**The exercise**
Set the listing down again in full, word for word, with the pictures left out.

[Dataset rows about figures]
>> START
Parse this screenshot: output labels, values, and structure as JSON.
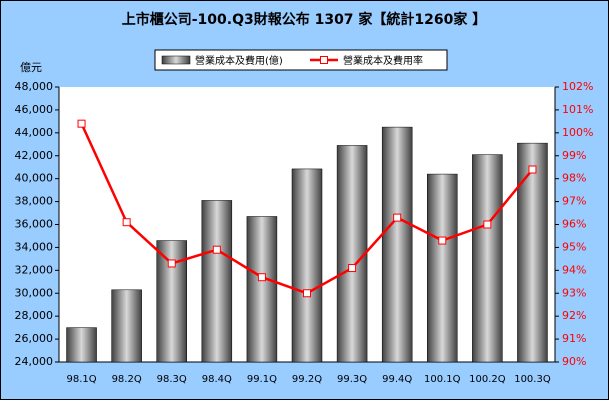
{
  "chart_data": {
    "type": "bar-line",
    "title": "上市櫃公司-100.Q3財報公布 1307 家【統計1260家 】",
    "y_label": "億元",
    "categories": [
      "98.1Q",
      "98.2Q",
      "98.3Q",
      "98.4Q",
      "99.1Q",
      "99.2Q",
      "99.3Q",
      "99.4Q",
      "100.1Q",
      "100.2Q",
      "100.3Q"
    ],
    "series": [
      {
        "name": "營業成本及費用(億)",
        "type": "bar",
        "color": "#d8d8d8",
        "values": [
          27000,
          30300,
          34600,
          38100,
          36700,
          40850,
          42900,
          44500,
          40400,
          42100,
          43100
        ]
      },
      {
        "name": "營業成本及費用率",
        "type": "line",
        "color": "#ff0000",
        "axis": "y2",
        "values": [
          100.4,
          96.1,
          94.3,
          94.9,
          93.7,
          93.0,
          94.1,
          96.3,
          95.3,
          96.0,
          98.4
        ]
      }
    ],
    "ylim": [
      24000,
      48000
    ],
    "yticks": [
      {
        "value": 24000,
        "label": "24,000"
      },
      {
        "value": 26000,
        "label": "26,000"
      },
      {
        "value": 28000,
        "label": "28,000"
      },
      {
        "value": 30000,
        "label": "30,000"
      },
      {
        "value": 32000,
        "label": "32,000"
      },
      {
        "value": 34000,
        "label": "34,000"
      },
      {
        "value": 36000,
        "label": "36,000"
      },
      {
        "value": 38000,
        "label": "38,000"
      },
      {
        "value": 40000,
        "label": "40,000"
      },
      {
        "value": 42000,
        "label": "42,000"
      },
      {
        "value": 44000,
        "label": "44,000"
      },
      {
        "value": 46000,
        "label": "46,000"
      },
      {
        "value": 48000,
        "label": "48,000"
      }
    ],
    "y2lim": [
      90,
      102
    ],
    "y2ticks": [
      {
        "value": 90,
        "label": "90%"
      },
      {
        "value": 91,
        "label": "91%"
      },
      {
        "value": 92,
        "label": "92%"
      },
      {
        "value": 93,
        "label": "93%"
      },
      {
        "value": 94,
        "label": "94%"
      },
      {
        "value": 95,
        "label": "95%"
      },
      {
        "value": 96,
        "label": "96%"
      },
      {
        "value": 97,
        "label": "97%"
      },
      {
        "value": 98,
        "label": "98%"
      },
      {
        "value": 99,
        "label": "99%"
      },
      {
        "value": 100,
        "label": "100%"
      },
      {
        "value": 101,
        "label": "101%"
      },
      {
        "value": 102,
        "label": "102%"
      }
    ],
    "y2_color": "#ff0000",
    "grid": false
  }
}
>> END
**Result for this exercise**
Parse this screenshot: output labels, values, and structure as JSON.
{
  "chart_data": {
    "type": "bar-line",
    "title": "上市櫃公司-100.Q3財報公布 1307 家【統計1260家 】",
    "y_label": "億元",
    "categories": [
      "98.1Q",
      "98.2Q",
      "98.3Q",
      "98.4Q",
      "99.1Q",
      "99.2Q",
      "99.3Q",
      "99.4Q",
      "100.1Q",
      "100.2Q",
      "100.3Q"
    ],
    "series": [
      {
        "name": "營業成本及費用(億)",
        "type": "bar",
        "color": "#d8d8d8",
        "values": [
          27000,
          30300,
          34600,
          38100,
          36700,
          40850,
          42900,
          44500,
          40400,
          42100,
          43100
        ]
      },
      {
        "name": "營業成本及費用率",
        "type": "line",
        "color": "#ff0000",
        "axis": "y2",
        "values": [
          100.4,
          96.1,
          94.3,
          94.9,
          93.7,
          93.0,
          94.1,
          96.3,
          95.3,
          96.0,
          98.4
        ]
      }
    ],
    "ylim": [
      24000,
      48000
    ],
    "yticks": [
      {
        "value": 24000,
        "label": "24,000"
      },
      {
        "value": 26000,
        "label": "26,000"
      },
      {
        "value": 28000,
        "label": "28,000"
      },
      {
        "value": 30000,
        "label": "30,000"
      },
      {
        "value": 32000,
        "label": "32,000"
      },
      {
        "value": 34000,
        "label": "34,000"
      },
      {
        "value": 36000,
        "label": "36,000"
      },
      {
        "value": 38000,
        "label": "38,000"
      },
      {
        "value": 40000,
        "label": "40,000"
      },
      {
        "value": 42000,
        "label": "42,000"
      },
      {
        "value": 44000,
        "label": "44,000"
      },
      {
        "value": 46000,
        "label": "46,000"
      },
      {
        "value": 48000,
        "label": "48,000"
      }
    ],
    "y2lim": [
      90,
      102
    ],
    "y2ticks": [
      {
        "value": 90,
        "label": "90%"
      },
      {
        "value": 91,
        "label": "91%"
      },
      {
        "value": 92,
        "label": "92%"
      },
      {
        "value": 93,
        "label": "93%"
      },
      {
        "value": 94,
        "label": "94%"
      },
      {
        "value": 95,
        "label": "95%"
      },
      {
        "value": 96,
        "label": "96%"
      },
      {
        "value": 97,
        "label": "97%"
      },
      {
        "value": 98,
        "label": "98%"
      },
      {
        "value": 99,
        "label": "99%"
      },
      {
        "value": 100,
        "label": "100%"
      },
      {
        "value": 101,
        "label": "101%"
      },
      {
        "value": 102,
        "label": "102%"
      }
    ],
    "y2_color": "#ff0000",
    "grid": false
  }
}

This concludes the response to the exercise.